## BEGIN Data entries

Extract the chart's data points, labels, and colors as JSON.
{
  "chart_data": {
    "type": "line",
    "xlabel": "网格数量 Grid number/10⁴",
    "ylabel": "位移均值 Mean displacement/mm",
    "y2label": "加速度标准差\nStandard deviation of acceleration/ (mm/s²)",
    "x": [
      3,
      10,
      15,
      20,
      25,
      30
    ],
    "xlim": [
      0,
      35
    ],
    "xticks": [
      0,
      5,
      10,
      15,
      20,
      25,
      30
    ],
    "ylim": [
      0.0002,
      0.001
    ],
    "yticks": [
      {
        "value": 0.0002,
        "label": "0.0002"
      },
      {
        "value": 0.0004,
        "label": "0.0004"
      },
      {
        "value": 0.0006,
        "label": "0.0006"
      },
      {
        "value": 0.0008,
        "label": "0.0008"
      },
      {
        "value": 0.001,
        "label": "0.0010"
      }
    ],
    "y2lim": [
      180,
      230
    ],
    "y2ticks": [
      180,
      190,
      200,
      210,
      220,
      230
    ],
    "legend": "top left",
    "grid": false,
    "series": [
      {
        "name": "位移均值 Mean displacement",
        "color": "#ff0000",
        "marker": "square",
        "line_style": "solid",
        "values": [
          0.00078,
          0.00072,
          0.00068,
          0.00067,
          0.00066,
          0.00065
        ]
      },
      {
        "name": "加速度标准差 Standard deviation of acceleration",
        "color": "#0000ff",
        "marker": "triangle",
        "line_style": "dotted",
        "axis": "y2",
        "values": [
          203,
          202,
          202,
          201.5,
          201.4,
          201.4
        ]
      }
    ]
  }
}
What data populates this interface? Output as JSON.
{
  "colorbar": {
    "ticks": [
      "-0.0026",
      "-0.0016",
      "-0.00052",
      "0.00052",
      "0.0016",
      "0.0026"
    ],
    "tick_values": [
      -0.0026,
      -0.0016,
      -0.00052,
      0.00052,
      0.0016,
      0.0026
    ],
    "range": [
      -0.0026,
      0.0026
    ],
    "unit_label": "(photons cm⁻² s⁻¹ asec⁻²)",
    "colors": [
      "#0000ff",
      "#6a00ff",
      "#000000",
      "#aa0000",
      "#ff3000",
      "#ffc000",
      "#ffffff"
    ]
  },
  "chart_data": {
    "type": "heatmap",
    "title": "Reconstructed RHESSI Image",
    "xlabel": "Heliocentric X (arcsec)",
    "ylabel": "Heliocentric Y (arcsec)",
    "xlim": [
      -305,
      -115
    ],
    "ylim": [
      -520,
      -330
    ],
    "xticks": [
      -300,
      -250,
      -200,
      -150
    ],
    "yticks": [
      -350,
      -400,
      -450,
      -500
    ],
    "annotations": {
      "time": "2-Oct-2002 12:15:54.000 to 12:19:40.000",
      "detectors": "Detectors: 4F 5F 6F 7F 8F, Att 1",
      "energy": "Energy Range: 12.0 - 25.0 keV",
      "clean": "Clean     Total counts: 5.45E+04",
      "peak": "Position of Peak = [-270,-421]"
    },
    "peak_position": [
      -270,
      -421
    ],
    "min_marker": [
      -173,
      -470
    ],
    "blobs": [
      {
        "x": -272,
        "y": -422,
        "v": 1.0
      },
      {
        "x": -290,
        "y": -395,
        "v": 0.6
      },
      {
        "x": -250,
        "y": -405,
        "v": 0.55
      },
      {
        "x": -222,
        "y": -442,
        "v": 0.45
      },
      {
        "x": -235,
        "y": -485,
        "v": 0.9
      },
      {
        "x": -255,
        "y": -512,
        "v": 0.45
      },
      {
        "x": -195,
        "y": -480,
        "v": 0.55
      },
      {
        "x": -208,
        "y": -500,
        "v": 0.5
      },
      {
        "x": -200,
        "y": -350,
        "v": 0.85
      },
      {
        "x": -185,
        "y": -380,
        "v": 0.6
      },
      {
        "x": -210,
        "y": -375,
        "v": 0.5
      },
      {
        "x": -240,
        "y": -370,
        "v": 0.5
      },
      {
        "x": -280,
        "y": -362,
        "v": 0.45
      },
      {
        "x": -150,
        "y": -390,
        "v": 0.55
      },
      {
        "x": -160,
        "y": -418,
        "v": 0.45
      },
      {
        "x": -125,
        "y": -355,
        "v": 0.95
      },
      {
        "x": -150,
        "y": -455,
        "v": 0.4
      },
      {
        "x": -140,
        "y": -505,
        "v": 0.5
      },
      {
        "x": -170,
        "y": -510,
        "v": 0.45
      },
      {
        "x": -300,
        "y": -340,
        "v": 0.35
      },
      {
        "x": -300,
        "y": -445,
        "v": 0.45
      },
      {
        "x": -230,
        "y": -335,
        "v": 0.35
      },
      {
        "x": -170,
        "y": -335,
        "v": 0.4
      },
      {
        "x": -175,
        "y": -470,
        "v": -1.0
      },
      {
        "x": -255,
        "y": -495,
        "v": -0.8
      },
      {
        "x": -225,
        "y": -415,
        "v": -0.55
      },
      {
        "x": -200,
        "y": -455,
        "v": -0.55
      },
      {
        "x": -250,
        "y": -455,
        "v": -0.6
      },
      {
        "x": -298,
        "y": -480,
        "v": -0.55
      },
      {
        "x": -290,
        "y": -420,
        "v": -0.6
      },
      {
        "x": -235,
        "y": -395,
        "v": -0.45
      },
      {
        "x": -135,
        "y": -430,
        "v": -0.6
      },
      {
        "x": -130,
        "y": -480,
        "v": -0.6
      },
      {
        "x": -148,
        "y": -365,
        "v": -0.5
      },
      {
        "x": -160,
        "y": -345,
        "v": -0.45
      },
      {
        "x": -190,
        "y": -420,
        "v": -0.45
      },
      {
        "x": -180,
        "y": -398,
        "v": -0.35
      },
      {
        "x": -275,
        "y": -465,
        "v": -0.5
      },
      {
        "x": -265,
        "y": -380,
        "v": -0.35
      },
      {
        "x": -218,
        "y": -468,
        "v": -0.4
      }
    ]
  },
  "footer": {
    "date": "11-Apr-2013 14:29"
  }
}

## END Data entries

**What this task involves**
Using the data above, reproduce every line exactly.

**Exercise response**
Extract the chart's data points, labels, and colors as JSON.
{
  "chart_data": {
    "type": "line",
    "xlabel": "网格数量 Grid number/10⁴",
    "ylabel": "位移均值 Mean displacement/mm",
    "y2label": "加速度标准差\nStandard deviation of acceleration/ (mm/s²)",
    "x": [
      3,
      10,
      15,
      20,
      25,
      30
    ],
    "xlim": [
      0,
      35
    ],
    "xticks": [
      0,
      5,
      10,
      15,
      20,
      25,
      30
    ],
    "ylim": [
      0.0002,
      0.001
    ],
    "yticks": [
      {
        "value": 0.0002,
        "label": "0.0002"
      },
      {
        "value": 0.0004,
        "label": "0.0004"
      },
      {
        "value": 0.0006,
        "label": "0.0006"
      },
      {
        "value": 0.0008,
        "label": "0.0008"
      },
      {
        "value": 0.001,
        "label": "0.0010"
      }
    ],
    "y2lim": [
      180,
      230
    ],
    "y2ticks": [
      180,
      190,
      200,
      210,
      220,
      230
    ],
    "legend": "top left",
    "grid": false,
    "series": [
      {
        "name": "位移均值 Mean displacement",
        "color": "#ff0000",
        "marker": "square",
        "line_style": "solid",
        "values": [
          0.00078,
          0.00072,
          0.00068,
          0.00067,
          0.00066,
          0.00065
        ]
      },
      {
        "name": "加速度标准差 Standard deviation of acceleration",
        "color": "#0000ff",
        "marker": "triangle",
        "line_style": "dotted",
        "axis": "y2",
        "values": [
          203,
          202,
          202,
          201.5,
          201.4,
          201.4
        ]
      }
    ]
  }
}
What data populates this interface? Output as JSON.
{
  "colorbar": {
    "ticks": [
      "-0.0026",
      "-0.0016",
      "-0.00052",
      "0.00052",
      "0.0016",
      "0.0026"
    ],
    "tick_values": [
      -0.0026,
      -0.0016,
      -0.00052,
      0.00052,
      0.0016,
      0.0026
    ],
    "range": [
      -0.0026,
      0.0026
    ],
    "unit_label": "(photons cm⁻² s⁻¹ asec⁻²)",
    "colors": [
      "#0000ff",
      "#6a00ff",
      "#000000",
      "#aa0000",
      "#ff3000",
      "#ffc000",
      "#ffffff"
    ]
  },
  "chart_data": {
    "type": "heatmap",
    "title": "Reconstructed RHESSI Image",
    "xlabel": "Heliocentric X (arcsec)",
    "ylabel": "Heliocentric Y (arcsec)",
    "xlim": [
      -305,
      -115
    ],
    "ylim": [
      -520,
      -330
    ],
    "xticks": [
      -300,
      -250,
      -200,
      -150
    ],
    "yticks": [
      -350,
      -400,
      -450,
      -500
    ],
    "annotations": {
      "time": "2-Oct-2002 12:15:54.000 to 12:19:40.000",
      "detectors": "Detectors: 4F 5F 6F 7F 8F, Att 1",
      "energy": "Energy Range: 12.0 - 25.0 keV",
      "clean": "Clean     Total counts: 5.45E+04",
      "peak": "Position of Peak = [-270,-421]"
    },
    "peak_position": [
      -270,
      -421
    ],
    "min_marker": [
      -173,
      -470
    ],
    "blobs": [
      {
        "x": -272,
        "y": -422,
        "v": 1.0
      },
      {
        "x": -290,
        "y": -395,
        "v": 0.6
      },
      {
        "x": -250,
        "y": -405,
        "v": 0.55
      },
      {
        "x": -222,
        "y": -442,
        "v": 0.45
      },
      {
        "x": -235,
        "y": -485,
        "v": 0.9
      },
      {
        "x": -255,
        "y": -512,
        "v": 0.45
      },
      {
        "x": -195,
        "y": -480,
        "v": 0.55
      },
      {
        "x": -208,
        "y": -500,
        "v": 0.5
      },
      {
        "x": -200,
        "y": -350,
        "v": 0.85
      },
      {
        "x": -185,
        "y": -380,
        "v": 0.6
      },
      {
        "x": -210,
        "y": -375,
        "v": 0.5
      },
      {
        "x": -240,
        "y": -370,
        "v": 0.5
      },
      {
        "x": -280,
        "y": -362,
        "v": 0.45
      },
      {
        "x": -150,
        "y": -390,
        "v": 0.55
      },
      {
        "x": -160,
        "y": -418,
        "v": 0.45
      },
      {
        "x": -125,
        "y": -355,
        "v": 0.95
      },
      {
        "x": -150,
        "y": -455,
        "v": 0.4
      },
      {
        "x": -140,
        "y": -505,
        "v": 0.5
      },
      {
        "x": -170,
        "y": -510,
        "v": 0.45
      },
      {
        "x": -300,
        "y": -340,
        "v": 0.35
      },
      {
        "x": -300,
        "y": -445,
        "v": 0.45
      },
      {
        "x": -230,
        "y": -335,
        "v": 0.35
      },
      {
        "x": -170,
        "y": -335,
        "v": 0.4
      },
      {
        "x": -175,
        "y": -470,
        "v": -1.0
      },
      {
        "x": -255,
        "y": -495,
        "v": -0.8
      },
      {
        "x": -225,
        "y": -415,
        "v": -0.55
      },
      {
        "x": -200,
        "y": -455,
        "v": -0.55
      },
      {
        "x": -250,
        "y": -455,
        "v": -0.6
      },
      {
        "x": -298,
        "y": -480,
        "v": -0.55
      },
      {
        "x": -290,
        "y": -420,
        "v": -0.6
      },
      {
        "x": -235,
        "y": -395,
        "v": -0.45
      },
      {
        "x": -135,
        "y": -430,
        "v": -0.6
      },
      {
        "x": -130,
        "y": -480,
        "v": -0.6
      },
      {
        "x": -148,
        "y": -365,
        "v": -0.5
      },
      {
        "x": -160,
        "y": -345,
        "v": -0.45
      },
      {
        "x": -190,
        "y": -420,
        "v": -0.45
      },
      {
        "x": -180,
        "y": -398,
        "v": -0.35
      },
      {
        "x": -275,
        "y": -465,
        "v": -0.5
      },
      {
        "x": -265,
        "y": -380,
        "v": -0.35
      },
      {
        "x": -218,
        "y": -468,
        "v": -0.4
      }
    ]
  },
  "footer": {
    "date": "11-Apr-2013 14:29"
  }
}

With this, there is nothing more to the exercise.